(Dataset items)
┄┄┄┄┄┄┄┄┄┄
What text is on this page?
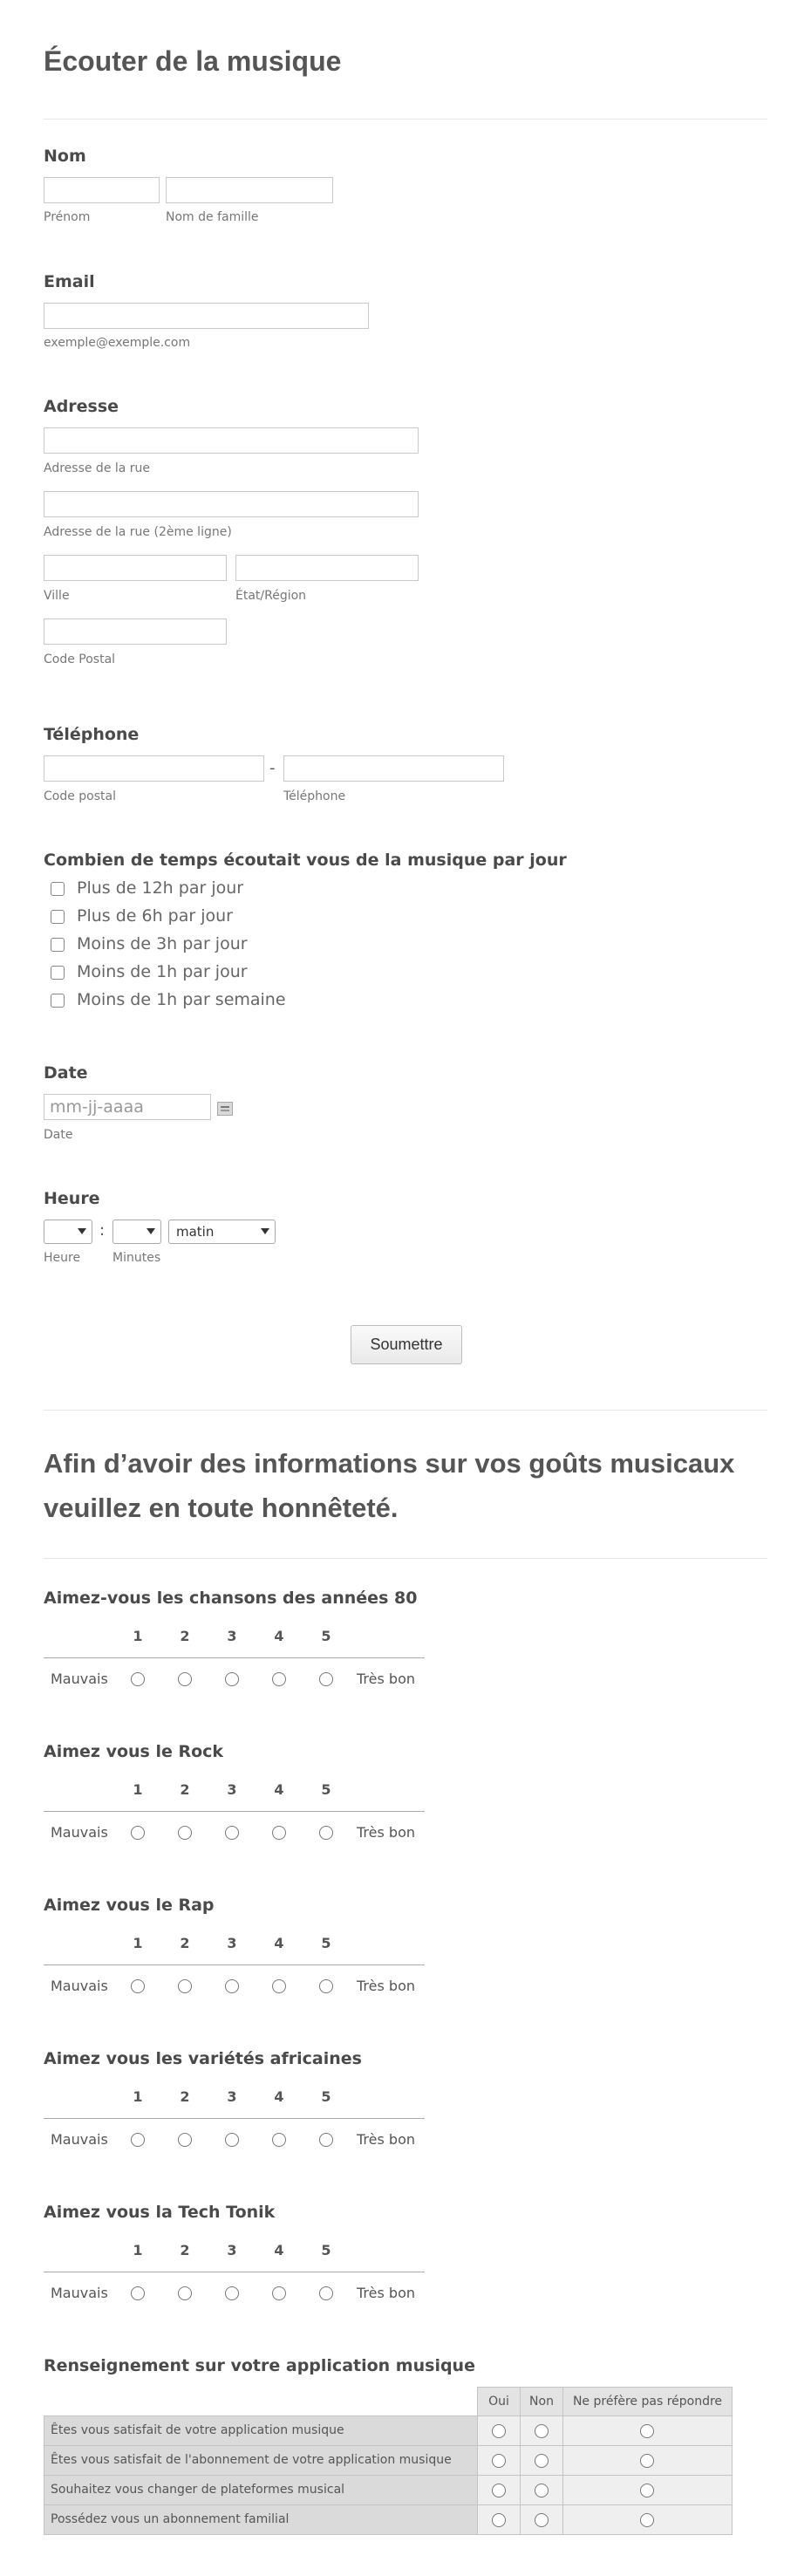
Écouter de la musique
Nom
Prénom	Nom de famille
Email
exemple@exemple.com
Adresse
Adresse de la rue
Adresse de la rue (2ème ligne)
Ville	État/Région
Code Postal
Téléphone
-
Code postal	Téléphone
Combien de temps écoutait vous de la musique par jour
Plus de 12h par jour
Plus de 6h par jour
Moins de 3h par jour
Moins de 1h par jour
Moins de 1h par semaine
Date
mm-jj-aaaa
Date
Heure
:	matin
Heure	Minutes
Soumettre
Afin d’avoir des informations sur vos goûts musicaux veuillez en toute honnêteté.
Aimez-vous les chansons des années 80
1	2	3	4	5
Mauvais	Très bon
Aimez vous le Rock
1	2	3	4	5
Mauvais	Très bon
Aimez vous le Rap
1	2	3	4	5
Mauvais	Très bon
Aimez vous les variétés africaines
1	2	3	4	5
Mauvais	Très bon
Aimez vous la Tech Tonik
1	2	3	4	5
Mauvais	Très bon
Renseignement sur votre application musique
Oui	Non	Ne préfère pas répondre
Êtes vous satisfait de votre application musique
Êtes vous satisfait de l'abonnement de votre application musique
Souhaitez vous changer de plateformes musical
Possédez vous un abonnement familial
┄┄┄┄┄┄┄┄┄┄
__GOAL__.
Transcribe every entry above exactly. Omit all pictures.

__SOLUTION TO THIS TASK__.
What text is on this page?
Écouter de la musique
Nom
Prénom	Nom de famille
Email
exemple@exemple.com
Adresse
Adresse de la rue
Adresse de la rue (2ème ligne)
Ville	État/Région
Code Postal
Téléphone
-
Code postal	Téléphone
Combien de temps écoutait vous de la musique par jour
Plus de 12h par jour
Plus de 6h par jour
Moins de 3h par jour
Moins de 1h par jour
Moins de 1h par semaine
Date
mm-jj-aaaa
Date
Heure
:	matin
Heure	Minutes
Soumettre
Afin d’avoir des informations sur vos goûts musicaux veuillez en toute honnêteté.
Aimez-vous les chansons des années 80
1	2	3	4	5
Mauvais	Très bon
Aimez vous le Rock
1	2	3	4	5
Mauvais	Très bon
Aimez vous le Rap
1	2	3	4	5
Mauvais	Très bon
Aimez vous les variétés africaines
1	2	3	4	5
Mauvais	Très bon
Aimez vous la Tech Tonik
1	2	3	4	5
Mauvais	Très bon
Renseignement sur votre application musique
Oui	Non	Ne préfère pas répondre
Êtes vous satisfait de votre application musique
Êtes vous satisfait de l'abonnement de votre application musique
Souhaitez vous changer de plateformes musical
Possédez vous un abonnement familial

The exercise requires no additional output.